» **EXERCISE PROMPT**:
Write out each record below exactly as it appears, with no pictures.

Records from a data collection
━━━━━━━━━━━━━━━━
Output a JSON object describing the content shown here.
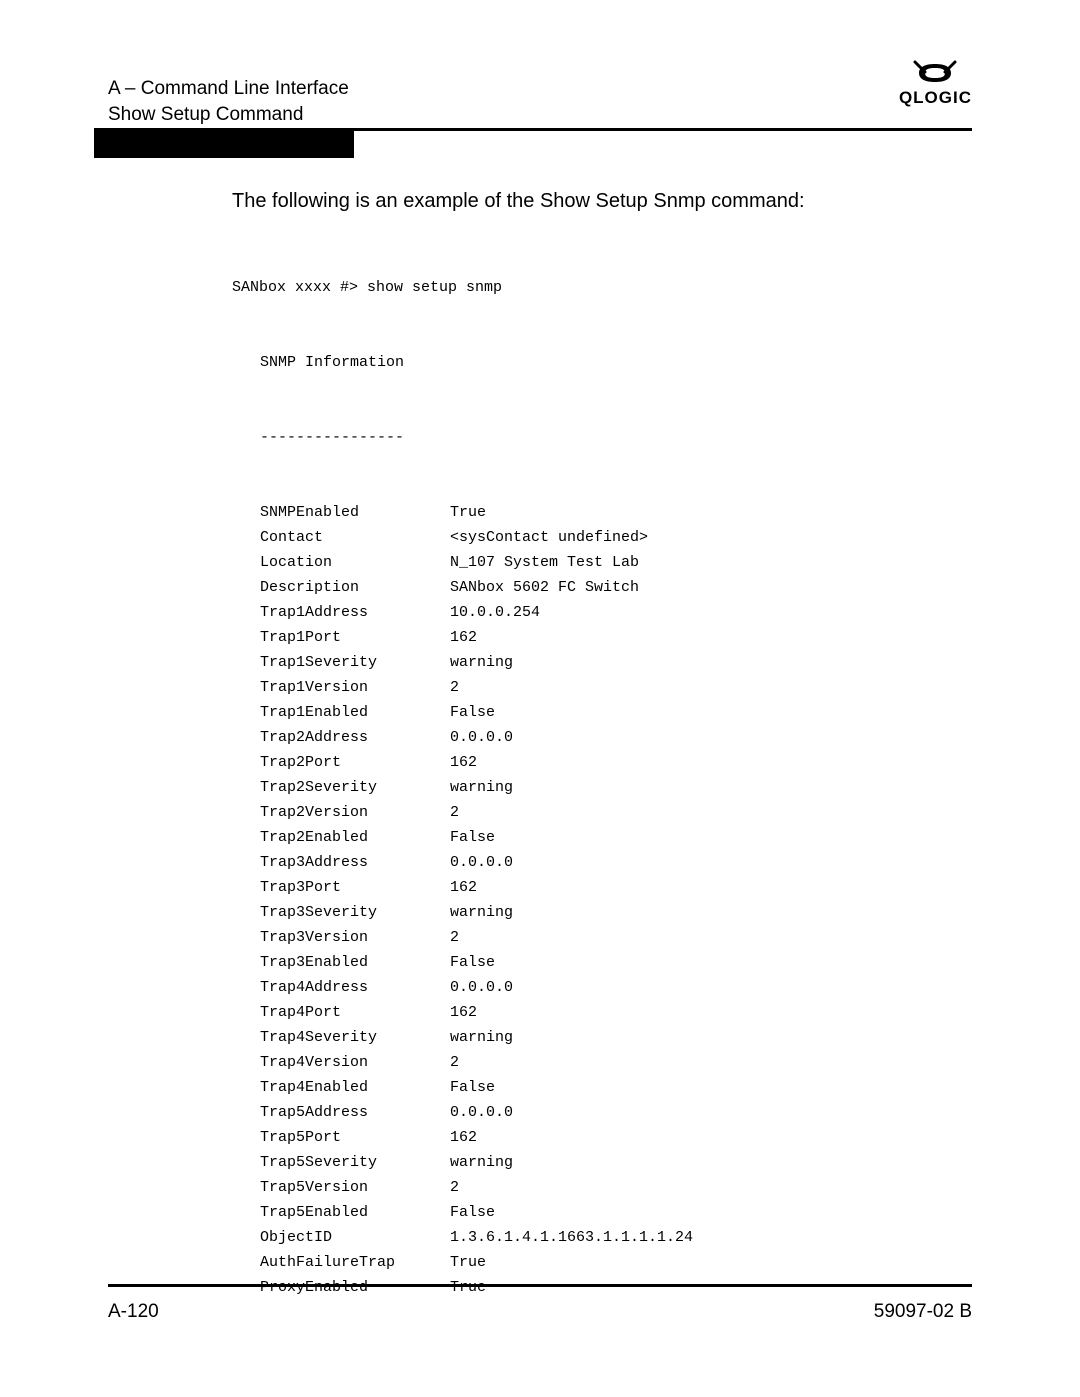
{
  "header": {
    "section": "A – Command Line Interface",
    "subsection": "Show Setup Command",
    "logo_word": "QLOGIC"
  },
  "intro": "The following is an example of the Show Setup Snmp command:",
  "cli": {
    "prompt": "SANbox xxxx #> show setup snmp",
    "title": "SNMP Information",
    "rule": "----------------",
    "rows": [
      {
        "k": "SNMPEnabled",
        "v": "True"
      },
      {
        "k": "Contact",
        "v": "<sysContact undefined>"
      },
      {
        "k": "Location",
        "v": "N_107 System Test Lab"
      },
      {
        "k": "Description",
        "v": "SANbox 5602 FC Switch"
      },
      {
        "k": "Trap1Address",
        "v": "10.0.0.254"
      },
      {
        "k": "Trap1Port",
        "v": "162"
      },
      {
        "k": "Trap1Severity",
        "v": "warning"
      },
      {
        "k": "Trap1Version",
        "v": "2"
      },
      {
        "k": "Trap1Enabled",
        "v": "False"
      },
      {
        "k": "Trap2Address",
        "v": "0.0.0.0"
      },
      {
        "k": "Trap2Port",
        "v": "162"
      },
      {
        "k": "Trap2Severity",
        "v": "warning"
      },
      {
        "k": "Trap2Version",
        "v": "2"
      },
      {
        "k": "Trap2Enabled",
        "v": "False"
      },
      {
        "k": "Trap3Address",
        "v": "0.0.0.0"
      },
      {
        "k": "Trap3Port",
        "v": "162"
      },
      {
        "k": "Trap3Severity",
        "v": "warning"
      },
      {
        "k": "Trap3Version",
        "v": "2"
      },
      {
        "k": "Trap3Enabled",
        "v": "False"
      },
      {
        "k": "Trap4Address",
        "v": "0.0.0.0"
      },
      {
        "k": "Trap4Port",
        "v": "162"
      },
      {
        "k": "Trap4Severity",
        "v": "warning"
      },
      {
        "k": "Trap4Version",
        "v": "2"
      },
      {
        "k": "Trap4Enabled",
        "v": "False"
      },
      {
        "k": "Trap5Address",
        "v": "0.0.0.0"
      },
      {
        "k": "Trap5Port",
        "v": "162"
      },
      {
        "k": "Trap5Severity",
        "v": "warning"
      },
      {
        "k": "Trap5Version",
        "v": "2"
      },
      {
        "k": "Trap5Enabled",
        "v": "False"
      },
      {
        "k": "ObjectID",
        "v": "1.3.6.1.4.1.1663.1.1.1.1.24"
      },
      {
        "k": "AuthFailureTrap",
        "v": "True"
      },
      {
        "k": "ProxyEnabled",
        "v": "True"
      }
    ]
  },
  "footer": {
    "left": "A-120",
    "right": "59097-02 B"
  }
}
━━━━━━━━━━━━━━━━
» **EXERCISE OUTPUT**:
Output a JSON object describing the content shown here.
{
  "header": {
    "section": "A – Command Line Interface",
    "subsection": "Show Setup Command",
    "logo_word": "QLOGIC"
  },
  "intro": "The following is an example of the Show Setup Snmp command:",
  "cli": {
    "prompt": "SANbox xxxx #> show setup snmp",
    "title": "SNMP Information",
    "rule": "----------------",
    "rows": [
      {
        "k": "SNMPEnabled",
        "v": "True"
      },
      {
        "k": "Contact",
        "v": "<sysContact undefined>"
      },
      {
        "k": "Location",
        "v": "N_107 System Test Lab"
      },
      {
        "k": "Description",
        "v": "SANbox 5602 FC Switch"
      },
      {
        "k": "Trap1Address",
        "v": "10.0.0.254"
      },
      {
        "k": "Trap1Port",
        "v": "162"
      },
      {
        "k": "Trap1Severity",
        "v": "warning"
      },
      {
        "k": "Trap1Version",
        "v": "2"
      },
      {
        "k": "Trap1Enabled",
        "v": "False"
      },
      {
        "k": "Trap2Address",
        "v": "0.0.0.0"
      },
      {
        "k": "Trap2Port",
        "v": "162"
      },
      {
        "k": "Trap2Severity",
        "v": "warning"
      },
      {
        "k": "Trap2Version",
        "v": "2"
      },
      {
        "k": "Trap2Enabled",
        "v": "False"
      },
      {
        "k": "Trap3Address",
        "v": "0.0.0.0"
      },
      {
        "k": "Trap3Port",
        "v": "162"
      },
      {
        "k": "Trap3Severity",
        "v": "warning"
      },
      {
        "k": "Trap3Version",
        "v": "2"
      },
      {
        "k": "Trap3Enabled",
        "v": "False"
      },
      {
        "k": "Trap4Address",
        "v": "0.0.0.0"
      },
      {
        "k": "Trap4Port",
        "v": "162"
      },
      {
        "k": "Trap4Severity",
        "v": "warning"
      },
      {
        "k": "Trap4Version",
        "v": "2"
      },
      {
        "k": "Trap4Enabled",
        "v": "False"
      },
      {
        "k": "Trap5Address",
        "v": "0.0.0.0"
      },
      {
        "k": "Trap5Port",
        "v": "162"
      },
      {
        "k": "Trap5Severity",
        "v": "warning"
      },
      {
        "k": "Trap5Version",
        "v": "2"
      },
      {
        "k": "Trap5Enabled",
        "v": "False"
      },
      {
        "k": "ObjectID",
        "v": "1.3.6.1.4.1.1663.1.1.1.1.24"
      },
      {
        "k": "AuthFailureTrap",
        "v": "True"
      },
      {
        "k": "ProxyEnabled",
        "v": "True"
      }
    ]
  },
  "footer": {
    "left": "A-120",
    "right": "59097-02 B"
  }
}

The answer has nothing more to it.